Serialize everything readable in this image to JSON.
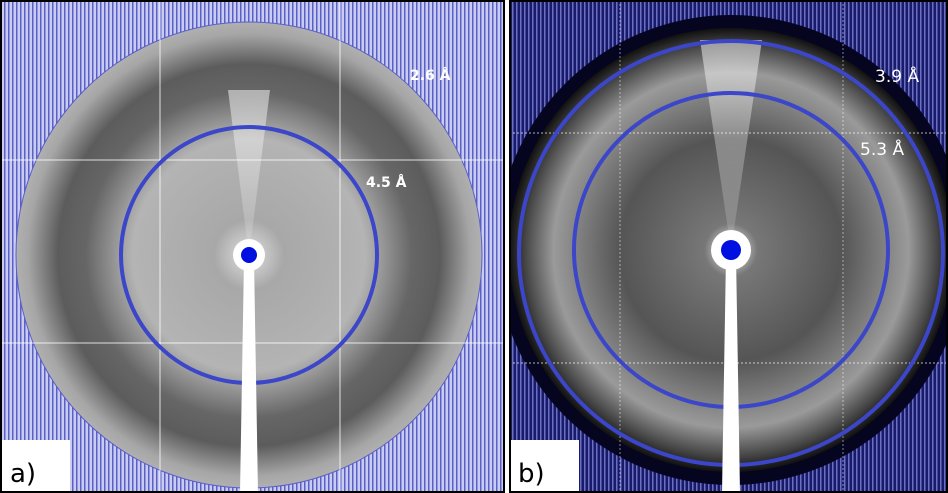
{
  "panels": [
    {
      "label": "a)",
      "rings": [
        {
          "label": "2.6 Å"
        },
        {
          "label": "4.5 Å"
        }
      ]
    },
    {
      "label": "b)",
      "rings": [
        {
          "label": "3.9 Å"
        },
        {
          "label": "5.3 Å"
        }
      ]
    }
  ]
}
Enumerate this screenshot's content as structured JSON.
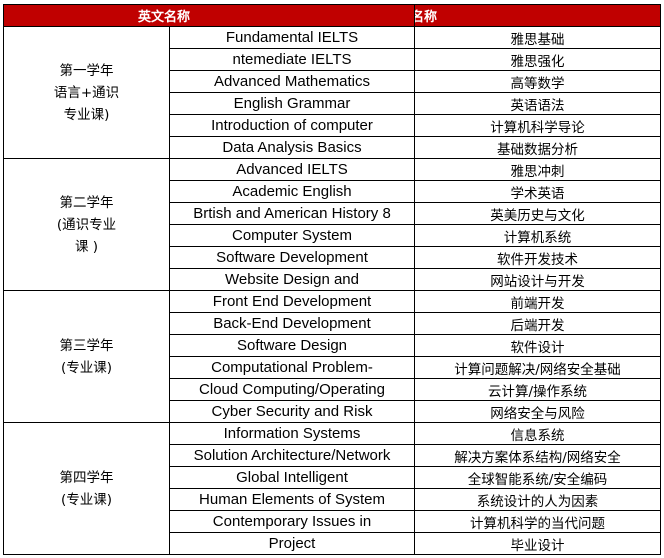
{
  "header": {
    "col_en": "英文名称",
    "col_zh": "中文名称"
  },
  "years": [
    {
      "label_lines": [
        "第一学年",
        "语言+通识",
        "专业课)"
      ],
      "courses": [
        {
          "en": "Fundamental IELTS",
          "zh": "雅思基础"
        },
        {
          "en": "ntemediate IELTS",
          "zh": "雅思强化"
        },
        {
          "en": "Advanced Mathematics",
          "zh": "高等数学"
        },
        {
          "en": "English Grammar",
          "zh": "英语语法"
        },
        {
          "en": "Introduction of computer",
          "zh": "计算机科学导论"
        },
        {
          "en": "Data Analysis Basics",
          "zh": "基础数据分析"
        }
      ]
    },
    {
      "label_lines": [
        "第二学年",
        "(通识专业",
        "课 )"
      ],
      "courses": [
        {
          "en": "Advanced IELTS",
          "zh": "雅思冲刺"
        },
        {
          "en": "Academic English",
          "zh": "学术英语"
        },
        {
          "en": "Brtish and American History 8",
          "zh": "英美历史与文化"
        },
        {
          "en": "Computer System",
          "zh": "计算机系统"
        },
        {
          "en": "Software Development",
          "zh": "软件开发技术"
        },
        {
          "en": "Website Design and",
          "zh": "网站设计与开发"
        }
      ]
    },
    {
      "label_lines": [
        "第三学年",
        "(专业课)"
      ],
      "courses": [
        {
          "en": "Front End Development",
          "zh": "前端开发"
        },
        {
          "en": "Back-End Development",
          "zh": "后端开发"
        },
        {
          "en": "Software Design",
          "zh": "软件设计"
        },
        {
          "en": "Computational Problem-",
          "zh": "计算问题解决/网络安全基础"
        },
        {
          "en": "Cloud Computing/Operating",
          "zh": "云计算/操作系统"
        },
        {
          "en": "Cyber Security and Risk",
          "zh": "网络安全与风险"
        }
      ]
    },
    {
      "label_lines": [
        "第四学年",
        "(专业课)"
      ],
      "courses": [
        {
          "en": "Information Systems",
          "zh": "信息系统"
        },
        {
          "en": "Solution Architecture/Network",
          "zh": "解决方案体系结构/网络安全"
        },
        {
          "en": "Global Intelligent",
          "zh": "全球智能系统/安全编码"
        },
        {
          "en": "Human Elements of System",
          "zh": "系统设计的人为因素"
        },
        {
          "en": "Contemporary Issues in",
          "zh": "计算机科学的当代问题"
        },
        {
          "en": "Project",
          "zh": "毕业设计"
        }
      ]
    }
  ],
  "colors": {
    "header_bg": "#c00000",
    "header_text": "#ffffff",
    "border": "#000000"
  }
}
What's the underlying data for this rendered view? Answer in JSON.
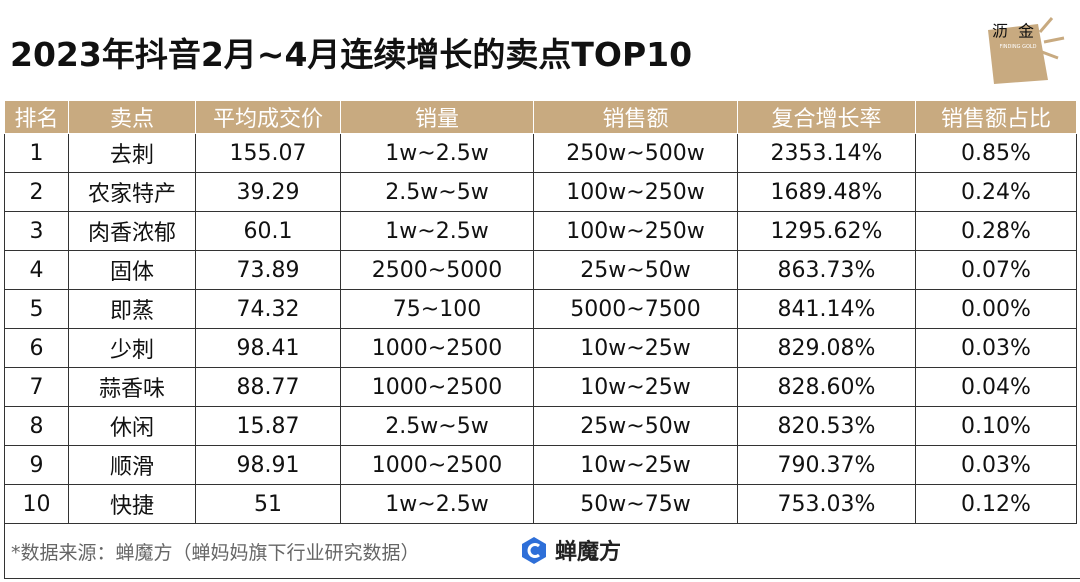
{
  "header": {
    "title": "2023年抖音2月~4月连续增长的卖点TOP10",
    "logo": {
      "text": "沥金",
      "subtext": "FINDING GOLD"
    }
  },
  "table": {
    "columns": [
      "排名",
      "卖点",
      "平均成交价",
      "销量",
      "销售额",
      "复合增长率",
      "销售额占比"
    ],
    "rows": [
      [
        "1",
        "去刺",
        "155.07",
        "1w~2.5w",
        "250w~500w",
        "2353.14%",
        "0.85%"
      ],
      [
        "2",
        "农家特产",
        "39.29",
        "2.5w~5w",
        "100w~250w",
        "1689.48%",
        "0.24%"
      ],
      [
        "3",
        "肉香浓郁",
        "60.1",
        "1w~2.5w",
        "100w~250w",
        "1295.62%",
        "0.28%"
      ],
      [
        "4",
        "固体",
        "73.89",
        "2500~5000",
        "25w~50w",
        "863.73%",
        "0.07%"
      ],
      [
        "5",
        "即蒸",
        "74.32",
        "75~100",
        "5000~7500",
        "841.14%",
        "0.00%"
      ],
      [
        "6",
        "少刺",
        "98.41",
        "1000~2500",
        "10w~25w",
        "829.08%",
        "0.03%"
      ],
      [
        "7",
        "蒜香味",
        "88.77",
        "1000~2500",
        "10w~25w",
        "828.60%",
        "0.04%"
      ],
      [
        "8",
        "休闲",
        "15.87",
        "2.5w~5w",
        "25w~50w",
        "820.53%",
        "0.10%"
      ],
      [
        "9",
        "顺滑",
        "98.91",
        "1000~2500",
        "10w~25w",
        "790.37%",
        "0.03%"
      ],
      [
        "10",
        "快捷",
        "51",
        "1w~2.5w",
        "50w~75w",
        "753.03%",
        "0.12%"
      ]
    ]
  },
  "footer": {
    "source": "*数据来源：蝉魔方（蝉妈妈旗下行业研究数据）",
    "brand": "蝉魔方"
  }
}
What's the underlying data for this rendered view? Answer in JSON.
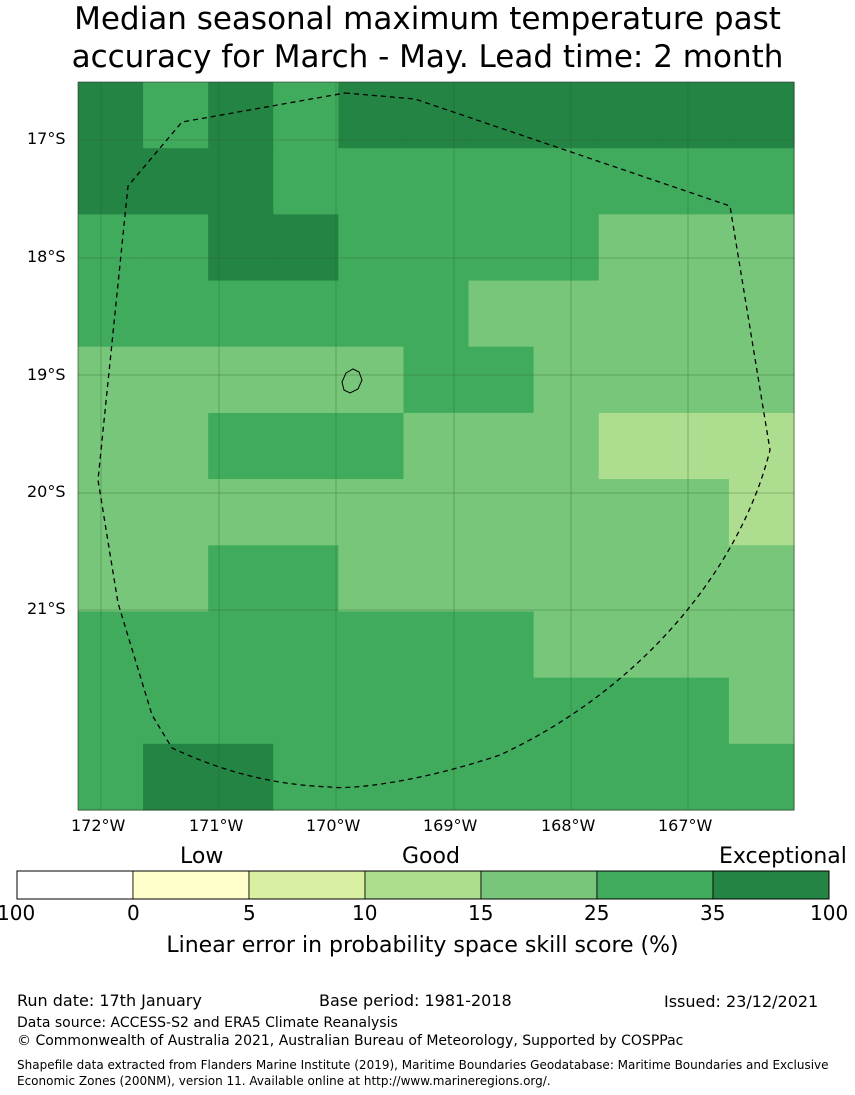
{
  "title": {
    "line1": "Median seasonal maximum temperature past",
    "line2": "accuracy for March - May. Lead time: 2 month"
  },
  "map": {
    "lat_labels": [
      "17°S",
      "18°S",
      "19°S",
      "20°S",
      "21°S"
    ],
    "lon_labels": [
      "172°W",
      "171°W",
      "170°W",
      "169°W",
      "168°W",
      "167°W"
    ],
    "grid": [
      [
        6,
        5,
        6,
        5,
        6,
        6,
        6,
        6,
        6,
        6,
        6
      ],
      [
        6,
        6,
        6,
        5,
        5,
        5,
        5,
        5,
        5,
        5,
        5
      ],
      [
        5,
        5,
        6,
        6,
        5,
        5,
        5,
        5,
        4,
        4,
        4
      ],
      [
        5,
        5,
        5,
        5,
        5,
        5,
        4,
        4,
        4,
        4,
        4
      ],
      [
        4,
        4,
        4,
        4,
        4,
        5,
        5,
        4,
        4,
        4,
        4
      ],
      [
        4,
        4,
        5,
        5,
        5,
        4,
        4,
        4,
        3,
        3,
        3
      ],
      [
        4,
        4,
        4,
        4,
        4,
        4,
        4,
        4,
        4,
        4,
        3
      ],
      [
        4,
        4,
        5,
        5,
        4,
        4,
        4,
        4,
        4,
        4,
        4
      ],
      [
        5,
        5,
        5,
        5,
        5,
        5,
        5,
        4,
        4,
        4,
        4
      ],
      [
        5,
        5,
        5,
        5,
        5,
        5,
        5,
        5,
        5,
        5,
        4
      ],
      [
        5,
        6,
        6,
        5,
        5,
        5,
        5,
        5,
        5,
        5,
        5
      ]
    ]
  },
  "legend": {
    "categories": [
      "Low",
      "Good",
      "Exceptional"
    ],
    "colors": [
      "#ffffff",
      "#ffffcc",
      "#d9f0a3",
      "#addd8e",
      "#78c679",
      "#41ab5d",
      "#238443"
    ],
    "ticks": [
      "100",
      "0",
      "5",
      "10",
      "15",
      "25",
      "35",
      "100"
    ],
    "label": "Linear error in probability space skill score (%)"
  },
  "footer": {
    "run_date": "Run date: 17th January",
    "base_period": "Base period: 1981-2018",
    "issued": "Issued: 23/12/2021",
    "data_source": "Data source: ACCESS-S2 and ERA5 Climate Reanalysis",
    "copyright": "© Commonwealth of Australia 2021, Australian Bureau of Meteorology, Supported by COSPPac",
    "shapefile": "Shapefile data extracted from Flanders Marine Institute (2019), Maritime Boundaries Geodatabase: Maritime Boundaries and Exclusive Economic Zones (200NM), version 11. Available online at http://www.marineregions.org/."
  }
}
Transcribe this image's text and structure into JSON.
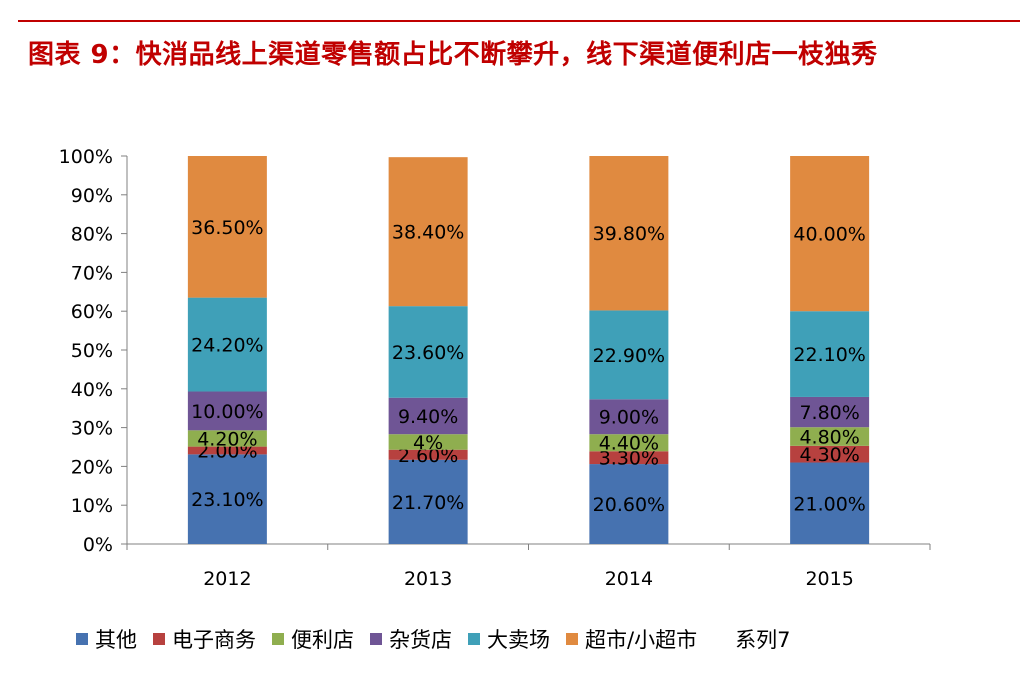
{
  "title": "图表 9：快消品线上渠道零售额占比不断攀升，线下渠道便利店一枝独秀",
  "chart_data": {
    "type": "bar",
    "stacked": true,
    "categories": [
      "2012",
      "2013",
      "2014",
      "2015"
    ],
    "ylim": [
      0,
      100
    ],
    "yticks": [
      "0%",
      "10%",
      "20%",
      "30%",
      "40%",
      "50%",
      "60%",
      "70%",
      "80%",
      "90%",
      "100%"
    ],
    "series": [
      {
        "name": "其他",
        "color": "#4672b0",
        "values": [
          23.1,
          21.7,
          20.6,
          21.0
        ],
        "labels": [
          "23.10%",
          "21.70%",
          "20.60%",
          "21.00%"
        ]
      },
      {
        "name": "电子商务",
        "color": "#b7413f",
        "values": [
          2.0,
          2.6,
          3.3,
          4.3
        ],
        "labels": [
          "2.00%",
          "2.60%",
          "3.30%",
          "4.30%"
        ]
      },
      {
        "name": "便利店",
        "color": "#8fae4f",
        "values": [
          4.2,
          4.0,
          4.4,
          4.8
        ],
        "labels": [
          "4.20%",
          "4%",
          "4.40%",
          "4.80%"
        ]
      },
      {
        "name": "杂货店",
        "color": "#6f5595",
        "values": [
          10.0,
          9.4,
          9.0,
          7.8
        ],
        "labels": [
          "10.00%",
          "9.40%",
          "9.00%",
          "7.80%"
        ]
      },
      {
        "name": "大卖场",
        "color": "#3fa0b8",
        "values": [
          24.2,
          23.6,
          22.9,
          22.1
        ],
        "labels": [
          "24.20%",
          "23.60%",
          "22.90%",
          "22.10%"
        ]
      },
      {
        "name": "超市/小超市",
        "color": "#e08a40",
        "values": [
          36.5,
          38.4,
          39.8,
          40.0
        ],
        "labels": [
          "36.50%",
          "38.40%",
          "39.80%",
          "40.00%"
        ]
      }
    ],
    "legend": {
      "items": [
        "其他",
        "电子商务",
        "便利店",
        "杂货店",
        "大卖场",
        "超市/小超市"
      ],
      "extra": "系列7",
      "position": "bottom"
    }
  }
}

######

--- WHAT YOU ARE ASKED TO DO ---
Establish how many lines of the material above hold the word "Design". Nothing but the count should be returned.

--- ANSWER FOR THIS EXERCISE ---
2